Output as a JSON list of strings the lines in the records below, starting with the line that contains "plant-icon — [155, 833, 171, 853]" and going on through the line that contains "tasks-card[interactable]: All done!", with one string per line and blank lines left out.

*-*-*

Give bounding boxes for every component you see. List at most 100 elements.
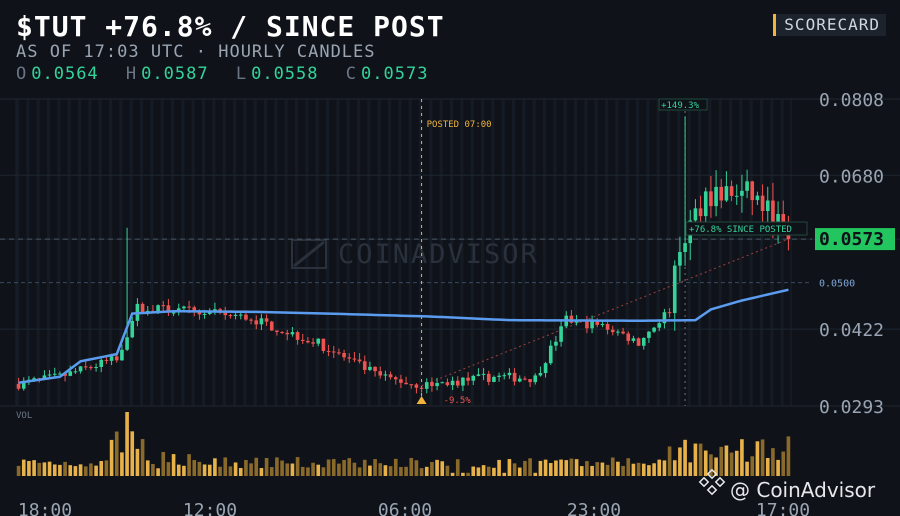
volume-bar bbox=[187, 454, 191, 476]
volume-bar bbox=[213, 458, 217, 476]
volume-bar bbox=[409, 457, 414, 476]
candle-body bbox=[440, 382, 445, 384]
candle-body bbox=[373, 366, 377, 372]
volume-bar bbox=[223, 457, 228, 476]
price-chart: COINADVISOR 0.0500 POSTED 07:00 -9.5% +149.3… bbox=[0, 90, 900, 516]
volume-bar bbox=[21, 459, 26, 476]
volume-bar bbox=[564, 460, 569, 476]
plot-stripe bbox=[181, 99, 185, 406]
volume-bar bbox=[202, 464, 207, 476]
volume-bar bbox=[233, 462, 238, 476]
volume-bar bbox=[641, 463, 646, 476]
candle-body bbox=[605, 324, 610, 330]
volume-bar bbox=[244, 459, 248, 476]
candle-body bbox=[218, 309, 222, 311]
peak-annotation: +149.3% bbox=[661, 101, 700, 111]
volume-bar bbox=[600, 462, 605, 476]
candle-body bbox=[600, 324, 605, 326]
volume-bar bbox=[771, 448, 775, 476]
credit-text: @ CoinAdvisor bbox=[730, 478, 876, 502]
y-tick-label: 0.0680 bbox=[819, 166, 884, 187]
volume-bar bbox=[73, 466, 78, 476]
volume-bar bbox=[424, 466, 429, 476]
plot-stripe bbox=[129, 99, 133, 406]
plot-stripe bbox=[171, 99, 175, 406]
candle-body bbox=[156, 305, 160, 312]
plot-stripe bbox=[667, 99, 671, 406]
candle-body bbox=[554, 341, 558, 346]
candle-body bbox=[740, 190, 744, 196]
volume-bar bbox=[378, 463, 383, 476]
volume-bar bbox=[724, 445, 729, 476]
volume-bar bbox=[688, 462, 693, 476]
candle-body bbox=[187, 306, 191, 308]
candle-body bbox=[714, 186, 718, 207]
candle-body bbox=[450, 380, 455, 386]
candle-body bbox=[259, 318, 264, 325]
volume-bar bbox=[652, 463, 656, 476]
candle-body bbox=[347, 357, 352, 359]
credit-logo-diamond bbox=[698, 476, 710, 488]
volume-bar bbox=[554, 460, 558, 476]
candle-body bbox=[357, 359, 362, 362]
volume-bar bbox=[120, 452, 124, 476]
plot-stripe bbox=[315, 99, 319, 406]
volume-bar bbox=[776, 459, 780, 476]
volume-bar bbox=[321, 467, 326, 476]
plot-stripe bbox=[574, 99, 578, 406]
volume-bar bbox=[280, 460, 284, 476]
volume-bar bbox=[579, 466, 584, 476]
candle-body bbox=[461, 377, 465, 386]
volume-bar bbox=[455, 459, 460, 476]
volume-bar bbox=[765, 457, 770, 476]
plot-stripe bbox=[233, 99, 237, 406]
volume-bar bbox=[497, 459, 501, 476]
candle-body bbox=[709, 191, 713, 207]
volume-bar bbox=[47, 461, 52, 476]
candle-body bbox=[435, 382, 439, 387]
candle-body bbox=[755, 195, 760, 201]
candle-body bbox=[285, 332, 290, 335]
candle-body bbox=[140, 303, 145, 313]
volume-bar bbox=[585, 461, 589, 476]
volume-bar bbox=[94, 465, 98, 476]
volume-bar bbox=[249, 463, 253, 476]
volume-bar bbox=[352, 462, 357, 476]
volume-bar bbox=[734, 450, 739, 476]
candle-body bbox=[765, 200, 770, 211]
volume-bar bbox=[151, 464, 155, 476]
y-tick-label: 0.0422 bbox=[819, 320, 884, 341]
volume-bar bbox=[362, 459, 367, 476]
volume-bar bbox=[311, 462, 315, 476]
plot-stripe bbox=[729, 99, 733, 406]
plot-stripe bbox=[625, 99, 629, 406]
plot-stripe bbox=[553, 99, 557, 406]
volume-bar bbox=[285, 463, 290, 476]
plot-stripe bbox=[646, 99, 650, 406]
since-posted-annotation: +76.8% SINCE POSTED bbox=[689, 225, 792, 235]
candle-body bbox=[466, 377, 470, 381]
volume-bar bbox=[595, 462, 600, 476]
plot-stripe bbox=[26, 99, 30, 406]
candle-body bbox=[125, 337, 129, 350]
volume-bar bbox=[631, 463, 636, 476]
volume-bar bbox=[672, 460, 677, 476]
volume-bar bbox=[83, 466, 88, 476]
volume-bar bbox=[342, 460, 346, 476]
candle-body bbox=[68, 371, 73, 376]
candle-body bbox=[667, 312, 672, 314]
volume-bar bbox=[300, 466, 305, 476]
candle-body bbox=[652, 327, 656, 332]
candle-body bbox=[171, 312, 176, 314]
candle-body bbox=[455, 380, 460, 386]
candle-body bbox=[729, 186, 734, 196]
volume-bar bbox=[461, 472, 465, 476]
candle-body bbox=[104, 359, 109, 361]
volume-bar bbox=[58, 464, 62, 476]
volume-bar bbox=[326, 459, 331, 476]
volume-bar bbox=[197, 461, 202, 476]
candle-body bbox=[672, 265, 677, 314]
credit-logo-diamond bbox=[706, 484, 718, 496]
candle-body bbox=[548, 345, 553, 364]
volume-bar bbox=[264, 457, 269, 476]
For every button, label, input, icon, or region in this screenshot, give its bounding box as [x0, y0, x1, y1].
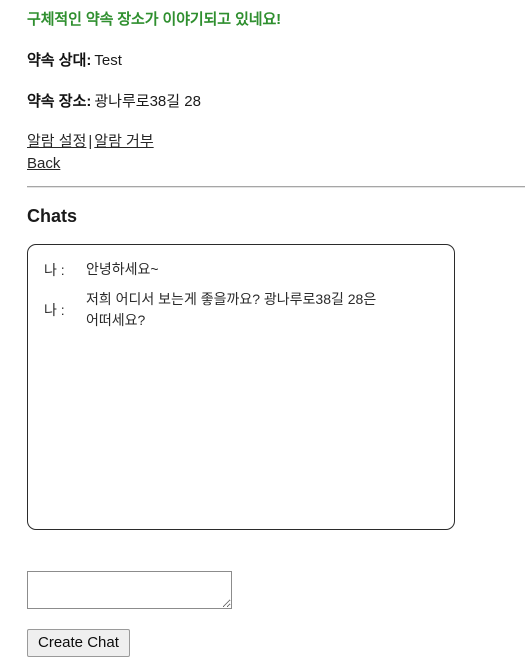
appointment-place-row: 약속 장소: 광나루로38길 28 — [27, 70, 525, 111]
chat-log-box: 나 : 안녕하세요~ 나 : 저희 어디서 보는게 좋을까요? 광나루로38길 … — [27, 244, 455, 530]
chat-speaker-label: 나 : — [44, 302, 65, 318]
appointment-place-value: 광나루로38길 28 — [94, 93, 201, 110]
chat-message-text: 저희 어디서 보는게 좋을까요? 광나루로38길 28은 어떠세요? — [86, 291, 377, 328]
appointment-partner-row: 약속 상대: Test — [27, 29, 525, 70]
alert-headline: 구체적인 약속 장소가 이야기되고 있네요! — [27, 11, 282, 28]
alarm-reject-link[interactable]: 알람 거부 — [94, 133, 153, 150]
back-link[interactable]: Back — [27, 155, 60, 172]
alarm-set-link[interactable]: 알람 설정 — [27, 133, 86, 150]
chat-speaker-label: 나 : — [44, 261, 65, 278]
chat-input[interactable] — [27, 571, 232, 609]
appointment-partner-value: Test — [94, 52, 122, 69]
appointment-partner-label: 약속 상대: — [27, 52, 92, 69]
back-row: Back — [27, 151, 525, 173]
chat-message-row: 나 : 안녕하세요~ — [44, 259, 438, 280]
create-chat-button[interactable]: Create Chat — [27, 629, 130, 657]
chat-message-row: 나 : 저희 어디서 보는게 좋을까요? 광나루로38길 28은 어떠세요? — [44, 289, 438, 331]
chats-heading: Chats — [27, 206, 78, 226]
chat-message-text: 안녕하세요~ — [86, 261, 159, 277]
appointment-place-label: 약속 장소: — [27, 93, 92, 110]
chat-composer: Create Chat — [27, 530, 525, 657]
page-container: 구체적인 약속 장소가 이야기되고 있네요! 약속 상대: Test 약속 장소:… — [0, 0, 525, 657]
alarm-links-row: 알람 설정 | 알람 거부 — [27, 111, 525, 151]
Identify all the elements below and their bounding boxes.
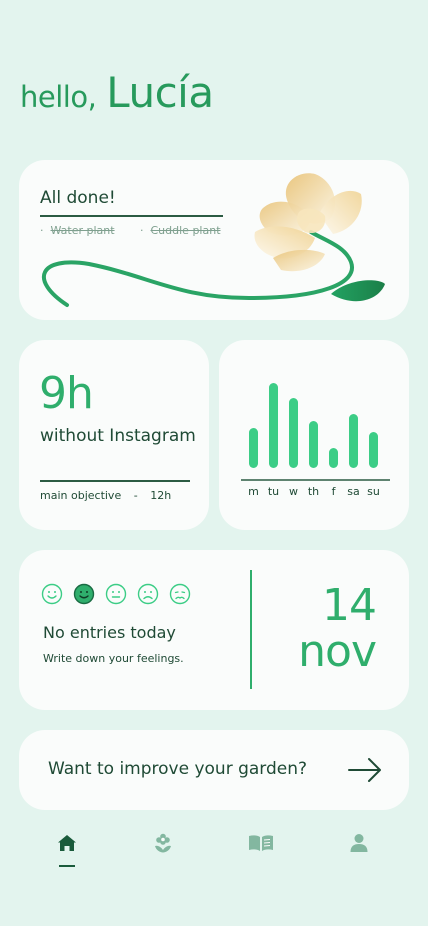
plant-icon — [155, 833, 171, 853]
task-item[interactable]: · Water plant — [40, 224, 115, 237]
bottom-nav — [0, 832, 428, 872]
chart-tick-label: m — [248, 485, 259, 498]
tasks-card[interactable]: All done! · Water plant · Cuddle plant — [19, 160, 409, 320]
chart-bar-w — [289, 398, 298, 468]
objective-label: main objective — [40, 489, 122, 502]
tired-face-icon[interactable] — [169, 583, 191, 605]
chart-tick-label: w — [289, 485, 298, 498]
mood-selector — [41, 583, 191, 605]
screen-time-card[interactable]: 9h without Instagram main objective - 12… — [19, 340, 209, 530]
profile-icon — [350, 834, 368, 852]
date-month: nov — [298, 626, 377, 677]
chart-bar-sa — [349, 414, 358, 468]
objective-separator: - — [133, 489, 138, 502]
chart-tick-label: th — [308, 485, 319, 498]
screen-time-label: without Instagram — [40, 426, 196, 446]
chart-bar-f — [329, 448, 338, 468]
task-label: Water plant — [50, 224, 115, 237]
neutral-face-icon[interactable] — [105, 583, 127, 605]
chart-bar-su — [369, 432, 378, 468]
objective-row: main objective - 12h — [40, 489, 171, 502]
home-icon — [58, 835, 76, 851]
tasks-divider — [40, 215, 223, 217]
chart-bar-m — [249, 428, 258, 468]
bullet-icon: · — [140, 224, 144, 237]
chart-bar-th — [309, 421, 318, 468]
journal-icon — [249, 835, 273, 851]
mood-subtitle: Write down your feelings. — [43, 652, 184, 665]
nav-active-indicator — [59, 865, 75, 867]
chart-tick-label: f — [332, 485, 337, 498]
improve-garden-label: Want to improve your garden? — [48, 759, 308, 779]
screen-time-divider — [40, 480, 190, 482]
screen-time-value: 9h — [39, 368, 94, 419]
task-item[interactable]: · Cuddle plant — [140, 224, 221, 237]
chart-bar-tu — [269, 383, 278, 468]
chart-tick-label: su — [367, 485, 380, 498]
mood-card[interactable]: No entries today Write down your feeling… — [19, 550, 409, 710]
nav-journal[interactable] — [241, 832, 281, 872]
arrow-right-icon — [348, 758, 381, 782]
greeting-hello: hello, — [20, 80, 97, 114]
nav-profile[interactable] — [339, 832, 379, 872]
plant-illustration — [41, 173, 385, 307]
task-label: Cuddle plant — [150, 224, 221, 237]
bullet-icon: · — [40, 224, 44, 237]
greeting-name: Lucía — [106, 68, 214, 117]
objective-value: 12h — [150, 489, 172, 502]
sad-face-icon[interactable] — [137, 583, 159, 605]
chart-tick-label: tu — [268, 485, 279, 498]
date-day: 14 — [322, 580, 377, 631]
mood-divider — [250, 570, 252, 689]
smile-face-icon[interactable] — [73, 583, 95, 605]
tasks-title: All done! — [40, 188, 116, 208]
weekly-chart-card[interactable]: m tu w th f sa su — [219, 340, 409, 530]
weekly-bar-chart: m tu w th f sa su — [241, 383, 390, 498]
mood-title: No entries today — [43, 623, 176, 642]
happy-face-icon[interactable] — [41, 583, 63, 605]
nav-plant[interactable] — [143, 832, 183, 872]
chart-tick-label: sa — [347, 485, 359, 498]
greeting: hello, Lucía — [20, 68, 214, 117]
improve-garden-button[interactable]: Want to improve your garden? — [19, 730, 409, 810]
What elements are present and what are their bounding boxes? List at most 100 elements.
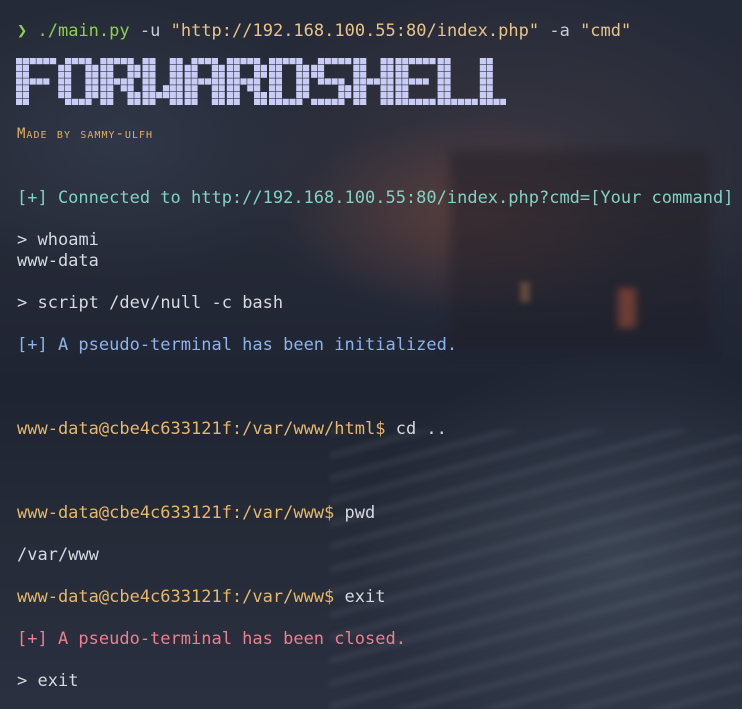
banner-pixel: [162, 85, 170, 92]
banner-pixel: [437, 92, 444, 99]
banner-pixel: [479, 64, 486, 71]
banner-pixel: [233, 85, 240, 92]
banner-pixel: [338, 58, 345, 65]
banner-pixel: [43, 58, 50, 65]
banner-pixel: [233, 58, 240, 65]
banner-pixel: [471, 98, 478, 105]
banner-pixel: [65, 58, 72, 65]
banner-pixel: [387, 58, 394, 65]
banner-pixel: [142, 71, 149, 78]
banner-pixel: [107, 64, 114, 71]
banner-pixel: [211, 64, 218, 71]
banner-pixel: [211, 98, 218, 105]
banner-pixel: [269, 64, 276, 71]
banner-pixel: [169, 85, 176, 92]
banner-pixel: [380, 71, 387, 78]
banner-pixel: [269, 78, 276, 85]
input-prompt: >: [17, 293, 28, 313]
banner-pixel: [142, 85, 149, 92]
banner-pixel: [345, 92, 352, 99]
banner-pixel: [240, 58, 247, 65]
banner-pixel: [85, 98, 92, 105]
shell-prompt: www-data@cbe4c633121f:/var/www/html$: [17, 419, 386, 439]
banner-pixel: [184, 98, 191, 105]
background-steps: [330, 430, 742, 709]
input-prompt: >: [17, 671, 28, 691]
banner-pixel: [149, 64, 156, 71]
banner-pixel: [100, 78, 107, 85]
banner-pixel: [100, 98, 107, 105]
banner-pixel: [233, 78, 240, 85]
banner-pixel: [16, 64, 23, 71]
banner-pixel: [444, 71, 451, 78]
banner-pixel: [29, 58, 36, 65]
banner-pixel: [142, 58, 149, 65]
banner-pixel: [479, 92, 486, 99]
banner-pixel: [92, 71, 99, 78]
banner-pixel: [142, 92, 149, 99]
banner-pixel: [226, 92, 233, 99]
banner-pixel: [275, 98, 282, 105]
banner-pixel: [345, 58, 352, 65]
banner-pixel: [78, 98, 85, 105]
banner-pixel: [338, 98, 345, 105]
banner-pixel: [380, 78, 387, 85]
banner-pixel: [387, 92, 394, 99]
banner-pixel: [254, 98, 261, 105]
banner-pixel: [107, 92, 114, 99]
banner-pixel: [444, 78, 451, 85]
command-url-argument: "http://192.168.100.55:80/index.php": [170, 21, 540, 41]
banner-pixel: [360, 71, 367, 78]
banner-pixel: [85, 58, 92, 65]
banner-pixel: [311, 71, 318, 78]
input-line: > script /dev/null -c bash: [17, 292, 283, 314]
banner-pixel: [402, 58, 409, 65]
banner-pixel: [218, 78, 225, 85]
banner-pixel: [211, 85, 218, 92]
banner-pixel: [444, 64, 451, 71]
banner-pixel: [275, 78, 282, 85]
banner-pixel: [85, 64, 92, 71]
banner-pixel: [65, 85, 72, 92]
banner-pixel: [92, 92, 99, 99]
banner-pixel: [402, 64, 409, 71]
banner-pixel: [247, 58, 254, 65]
banner-pixel: [458, 98, 465, 105]
banner-pixel: [486, 71, 493, 78]
banner-pixel: [142, 64, 149, 71]
banner-pixel: [71, 58, 78, 65]
forwardshell-banner: [16, 58, 506, 106]
banner-pixel: [184, 64, 191, 71]
command-line: ❯ ./main.py -u "http://192.168.100.55:80…: [17, 20, 631, 42]
banner-pixel: [437, 98, 444, 105]
banner-pixel: [16, 71, 23, 78]
banner-pixel: [303, 64, 310, 71]
banner-pixel: [58, 85, 65, 92]
banner-pixel: [107, 58, 114, 65]
banner-pixel: [338, 85, 345, 92]
banner-pixel: [29, 78, 36, 85]
banner-pixel: [100, 71, 107, 78]
banner-pixel: [218, 85, 225, 92]
banner-pixel: [36, 78, 43, 85]
banner-pixel: [162, 92, 170, 99]
banner-pixel: [176, 64, 183, 71]
banner-pixel: [240, 78, 247, 85]
banner-pixel: [345, 85, 352, 92]
banner-pixel: [184, 71, 191, 78]
banner-pixel: [493, 98, 500, 105]
banner-pixel: [402, 92, 409, 99]
banner-pixel: [169, 98, 176, 105]
banner-pixel: [85, 92, 92, 99]
banner-pixel: [444, 98, 451, 105]
banner-pixel: [191, 98, 198, 105]
banner-pixel: [437, 71, 444, 78]
command-script: ./main.py: [37, 21, 130, 41]
banner-pixel: [402, 71, 409, 78]
background-window-light: [520, 282, 530, 302]
banner-pixel: [176, 98, 183, 105]
banner-pixel: [100, 92, 107, 99]
banner-pixel: [486, 58, 493, 65]
banner-pixel: [134, 64, 141, 71]
banner-pixel: [198, 78, 205, 85]
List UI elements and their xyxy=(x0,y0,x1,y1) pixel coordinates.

*-*-*

▶ THE OUTPUT:
[
  "plant-icon — [155, 833, 171, 853]",
  "task-item[interactable]: · Water plant — [40, 224, 115, 237]",
  "bottom-nav — [0, 832, 428, 872]",
  "chart-tick-label: m — [248, 485, 259, 498]",
  "tasks-card[interactable]: All done! · Water plant · Cuddle plant — [19, 160, 409, 320]"
]